[Collection entries]
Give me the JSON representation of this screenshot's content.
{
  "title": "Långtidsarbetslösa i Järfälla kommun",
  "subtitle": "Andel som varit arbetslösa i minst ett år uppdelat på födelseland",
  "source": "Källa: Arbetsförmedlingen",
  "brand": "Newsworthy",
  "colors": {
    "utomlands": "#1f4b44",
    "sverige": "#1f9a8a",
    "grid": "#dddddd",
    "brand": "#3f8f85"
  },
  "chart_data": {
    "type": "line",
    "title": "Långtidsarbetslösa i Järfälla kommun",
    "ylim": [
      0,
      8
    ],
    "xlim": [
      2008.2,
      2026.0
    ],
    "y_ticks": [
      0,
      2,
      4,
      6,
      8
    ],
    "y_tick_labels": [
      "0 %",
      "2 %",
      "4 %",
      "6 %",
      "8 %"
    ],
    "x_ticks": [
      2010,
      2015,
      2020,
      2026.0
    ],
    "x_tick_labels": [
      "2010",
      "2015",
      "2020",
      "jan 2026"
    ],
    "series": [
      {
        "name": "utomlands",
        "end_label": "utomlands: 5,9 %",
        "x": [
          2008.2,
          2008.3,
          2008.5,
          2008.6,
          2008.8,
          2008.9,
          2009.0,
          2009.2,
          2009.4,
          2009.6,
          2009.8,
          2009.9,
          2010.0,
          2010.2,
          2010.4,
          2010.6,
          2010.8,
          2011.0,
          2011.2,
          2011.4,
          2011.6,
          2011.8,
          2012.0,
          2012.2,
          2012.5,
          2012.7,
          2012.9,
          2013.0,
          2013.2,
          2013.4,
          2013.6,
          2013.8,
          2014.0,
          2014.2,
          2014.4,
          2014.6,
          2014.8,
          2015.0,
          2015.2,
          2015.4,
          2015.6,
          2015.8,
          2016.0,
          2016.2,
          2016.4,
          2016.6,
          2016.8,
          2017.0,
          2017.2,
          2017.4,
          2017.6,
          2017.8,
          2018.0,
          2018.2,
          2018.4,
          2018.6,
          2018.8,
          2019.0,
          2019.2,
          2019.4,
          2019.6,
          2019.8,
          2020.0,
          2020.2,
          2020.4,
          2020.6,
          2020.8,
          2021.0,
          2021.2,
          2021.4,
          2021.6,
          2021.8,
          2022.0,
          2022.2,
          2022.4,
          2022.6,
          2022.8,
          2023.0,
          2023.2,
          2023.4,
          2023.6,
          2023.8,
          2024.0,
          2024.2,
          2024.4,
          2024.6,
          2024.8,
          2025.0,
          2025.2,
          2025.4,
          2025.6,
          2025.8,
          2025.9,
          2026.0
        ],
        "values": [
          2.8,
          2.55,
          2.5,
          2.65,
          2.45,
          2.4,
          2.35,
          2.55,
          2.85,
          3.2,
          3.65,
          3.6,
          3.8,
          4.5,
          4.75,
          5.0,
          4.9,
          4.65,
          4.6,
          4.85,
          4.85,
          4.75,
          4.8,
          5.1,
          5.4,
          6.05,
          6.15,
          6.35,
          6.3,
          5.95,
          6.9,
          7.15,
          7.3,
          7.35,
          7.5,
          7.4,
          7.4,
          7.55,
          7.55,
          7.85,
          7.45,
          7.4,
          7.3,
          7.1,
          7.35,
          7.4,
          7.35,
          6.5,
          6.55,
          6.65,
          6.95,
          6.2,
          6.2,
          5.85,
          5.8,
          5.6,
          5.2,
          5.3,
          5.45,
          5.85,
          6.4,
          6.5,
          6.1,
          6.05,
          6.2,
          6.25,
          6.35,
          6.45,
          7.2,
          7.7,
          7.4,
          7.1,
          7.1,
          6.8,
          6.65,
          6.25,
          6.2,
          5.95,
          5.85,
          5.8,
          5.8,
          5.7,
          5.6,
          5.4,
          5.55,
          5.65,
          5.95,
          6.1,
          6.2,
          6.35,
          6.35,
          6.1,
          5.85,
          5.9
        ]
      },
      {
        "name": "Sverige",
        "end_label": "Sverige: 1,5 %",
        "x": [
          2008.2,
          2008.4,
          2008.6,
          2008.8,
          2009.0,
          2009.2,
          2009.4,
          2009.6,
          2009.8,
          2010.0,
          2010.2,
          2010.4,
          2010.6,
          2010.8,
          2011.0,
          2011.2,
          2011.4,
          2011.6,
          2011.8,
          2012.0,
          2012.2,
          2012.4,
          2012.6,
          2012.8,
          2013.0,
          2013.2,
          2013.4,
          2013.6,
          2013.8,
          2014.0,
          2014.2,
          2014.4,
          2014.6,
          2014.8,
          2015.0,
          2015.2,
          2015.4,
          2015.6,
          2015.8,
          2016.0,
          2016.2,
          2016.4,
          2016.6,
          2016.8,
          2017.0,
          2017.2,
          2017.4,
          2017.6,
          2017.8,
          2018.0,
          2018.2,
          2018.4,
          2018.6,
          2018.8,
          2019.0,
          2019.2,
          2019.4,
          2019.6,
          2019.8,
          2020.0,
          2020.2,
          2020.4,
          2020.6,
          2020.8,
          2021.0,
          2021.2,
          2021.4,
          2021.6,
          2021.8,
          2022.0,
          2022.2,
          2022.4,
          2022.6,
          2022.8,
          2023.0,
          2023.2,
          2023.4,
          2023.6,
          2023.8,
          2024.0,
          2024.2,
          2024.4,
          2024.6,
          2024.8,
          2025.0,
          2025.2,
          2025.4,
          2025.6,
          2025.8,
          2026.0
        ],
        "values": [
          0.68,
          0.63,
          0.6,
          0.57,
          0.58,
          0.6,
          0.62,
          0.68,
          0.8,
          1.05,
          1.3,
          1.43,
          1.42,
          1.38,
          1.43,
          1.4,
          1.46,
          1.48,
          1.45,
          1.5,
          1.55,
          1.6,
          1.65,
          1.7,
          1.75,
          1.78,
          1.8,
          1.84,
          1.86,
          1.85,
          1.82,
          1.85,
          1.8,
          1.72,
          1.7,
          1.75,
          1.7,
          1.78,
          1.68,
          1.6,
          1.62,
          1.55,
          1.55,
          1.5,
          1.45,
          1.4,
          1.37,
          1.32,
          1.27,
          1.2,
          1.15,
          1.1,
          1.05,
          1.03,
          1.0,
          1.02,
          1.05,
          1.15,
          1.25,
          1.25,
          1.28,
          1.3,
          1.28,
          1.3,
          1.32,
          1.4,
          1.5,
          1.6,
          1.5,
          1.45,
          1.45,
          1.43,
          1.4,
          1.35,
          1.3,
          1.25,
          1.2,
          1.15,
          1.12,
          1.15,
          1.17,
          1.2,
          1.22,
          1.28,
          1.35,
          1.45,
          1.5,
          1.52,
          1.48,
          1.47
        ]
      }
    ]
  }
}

→ WHAT YOU ARE ASKED TO DO:
Output the full listing exactly as it stands.

→ OUTPUT BELOW:
Give me the JSON representation of this screenshot's content.
{
  "title": "Långtidsarbetslösa i Järfälla kommun",
  "subtitle": "Andel som varit arbetslösa i minst ett år uppdelat på födelseland",
  "source": "Källa: Arbetsförmedlingen",
  "brand": "Newsworthy",
  "colors": {
    "utomlands": "#1f4b44",
    "sverige": "#1f9a8a",
    "grid": "#dddddd",
    "brand": "#3f8f85"
  },
  "chart_data": {
    "type": "line",
    "title": "Långtidsarbetslösa i Järfälla kommun",
    "ylim": [
      0,
      8
    ],
    "xlim": [
      2008.2,
      2026.0
    ],
    "y_ticks": [
      0,
      2,
      4,
      6,
      8
    ],
    "y_tick_labels": [
      "0 %",
      "2 %",
      "4 %",
      "6 %",
      "8 %"
    ],
    "x_ticks": [
      2010,
      2015,
      2020,
      2026.0
    ],
    "x_tick_labels": [
      "2010",
      "2015",
      "2020",
      "jan 2026"
    ],
    "series": [
      {
        "name": "utomlands",
        "end_label": "utomlands: 5,9 %",
        "x": [
          2008.2,
          2008.3,
          2008.5,
          2008.6,
          2008.8,
          2008.9,
          2009.0,
          2009.2,
          2009.4,
          2009.6,
          2009.8,
          2009.9,
          2010.0,
          2010.2,
          2010.4,
          2010.6,
          2010.8,
          2011.0,
          2011.2,
          2011.4,
          2011.6,
          2011.8,
          2012.0,
          2012.2,
          2012.5,
          2012.7,
          2012.9,
          2013.0,
          2013.2,
          2013.4,
          2013.6,
          2013.8,
          2014.0,
          2014.2,
          2014.4,
          2014.6,
          2014.8,
          2015.0,
          2015.2,
          2015.4,
          2015.6,
          2015.8,
          2016.0,
          2016.2,
          2016.4,
          2016.6,
          2016.8,
          2017.0,
          2017.2,
          2017.4,
          2017.6,
          2017.8,
          2018.0,
          2018.2,
          2018.4,
          2018.6,
          2018.8,
          2019.0,
          2019.2,
          2019.4,
          2019.6,
          2019.8,
          2020.0,
          2020.2,
          2020.4,
          2020.6,
          2020.8,
          2021.0,
          2021.2,
          2021.4,
          2021.6,
          2021.8,
          2022.0,
          2022.2,
          2022.4,
          2022.6,
          2022.8,
          2023.0,
          2023.2,
          2023.4,
          2023.6,
          2023.8,
          2024.0,
          2024.2,
          2024.4,
          2024.6,
          2024.8,
          2025.0,
          2025.2,
          2025.4,
          2025.6,
          2025.8,
          2025.9,
          2026.0
        ],
        "values": [
          2.8,
          2.55,
          2.5,
          2.65,
          2.45,
          2.4,
          2.35,
          2.55,
          2.85,
          3.2,
          3.65,
          3.6,
          3.8,
          4.5,
          4.75,
          5.0,
          4.9,
          4.65,
          4.6,
          4.85,
          4.85,
          4.75,
          4.8,
          5.1,
          5.4,
          6.05,
          6.15,
          6.35,
          6.3,
          5.95,
          6.9,
          7.15,
          7.3,
          7.35,
          7.5,
          7.4,
          7.4,
          7.55,
          7.55,
          7.85,
          7.45,
          7.4,
          7.3,
          7.1,
          7.35,
          7.4,
          7.35,
          6.5,
          6.55,
          6.65,
          6.95,
          6.2,
          6.2,
          5.85,
          5.8,
          5.6,
          5.2,
          5.3,
          5.45,
          5.85,
          6.4,
          6.5,
          6.1,
          6.05,
          6.2,
          6.25,
          6.35,
          6.45,
          7.2,
          7.7,
          7.4,
          7.1,
          7.1,
          6.8,
          6.65,
          6.25,
          6.2,
          5.95,
          5.85,
          5.8,
          5.8,
          5.7,
          5.6,
          5.4,
          5.55,
          5.65,
          5.95,
          6.1,
          6.2,
          6.35,
          6.35,
          6.1,
          5.85,
          5.9
        ]
      },
      {
        "name": "Sverige",
        "end_label": "Sverige: 1,5 %",
        "x": [
          2008.2,
          2008.4,
          2008.6,
          2008.8,
          2009.0,
          2009.2,
          2009.4,
          2009.6,
          2009.8,
          2010.0,
          2010.2,
          2010.4,
          2010.6,
          2010.8,
          2011.0,
          2011.2,
          2011.4,
          2011.6,
          2011.8,
          2012.0,
          2012.2,
          2012.4,
          2012.6,
          2012.8,
          2013.0,
          2013.2,
          2013.4,
          2013.6,
          2013.8,
          2014.0,
          2014.2,
          2014.4,
          2014.6,
          2014.8,
          2015.0,
          2015.2,
          2015.4,
          2015.6,
          2015.8,
          2016.0,
          2016.2,
          2016.4,
          2016.6,
          2016.8,
          2017.0,
          2017.2,
          2017.4,
          2017.6,
          2017.8,
          2018.0,
          2018.2,
          2018.4,
          2018.6,
          2018.8,
          2019.0,
          2019.2,
          2019.4,
          2019.6,
          2019.8,
          2020.0,
          2020.2,
          2020.4,
          2020.6,
          2020.8,
          2021.0,
          2021.2,
          2021.4,
          2021.6,
          2021.8,
          2022.0,
          2022.2,
          2022.4,
          2022.6,
          2022.8,
          2023.0,
          2023.2,
          2023.4,
          2023.6,
          2023.8,
          2024.0,
          2024.2,
          2024.4,
          2024.6,
          2024.8,
          2025.0,
          2025.2,
          2025.4,
          2025.6,
          2025.8,
          2026.0
        ],
        "values": [
          0.68,
          0.63,
          0.6,
          0.57,
          0.58,
          0.6,
          0.62,
          0.68,
          0.8,
          1.05,
          1.3,
          1.43,
          1.42,
          1.38,
          1.43,
          1.4,
          1.46,
          1.48,
          1.45,
          1.5,
          1.55,
          1.6,
          1.65,
          1.7,
          1.75,
          1.78,
          1.8,
          1.84,
          1.86,
          1.85,
          1.82,
          1.85,
          1.8,
          1.72,
          1.7,
          1.75,
          1.7,
          1.78,
          1.68,
          1.6,
          1.62,
          1.55,
          1.55,
          1.5,
          1.45,
          1.4,
          1.37,
          1.32,
          1.27,
          1.2,
          1.15,
          1.1,
          1.05,
          1.03,
          1.0,
          1.02,
          1.05,
          1.15,
          1.25,
          1.25,
          1.28,
          1.3,
          1.28,
          1.3,
          1.32,
          1.4,
          1.5,
          1.6,
          1.5,
          1.45,
          1.45,
          1.43,
          1.4,
          1.35,
          1.3,
          1.25,
          1.2,
          1.15,
          1.12,
          1.15,
          1.17,
          1.2,
          1.22,
          1.28,
          1.35,
          1.45,
          1.5,
          1.52,
          1.48,
          1.47
        ]
      }
    ]
  }
}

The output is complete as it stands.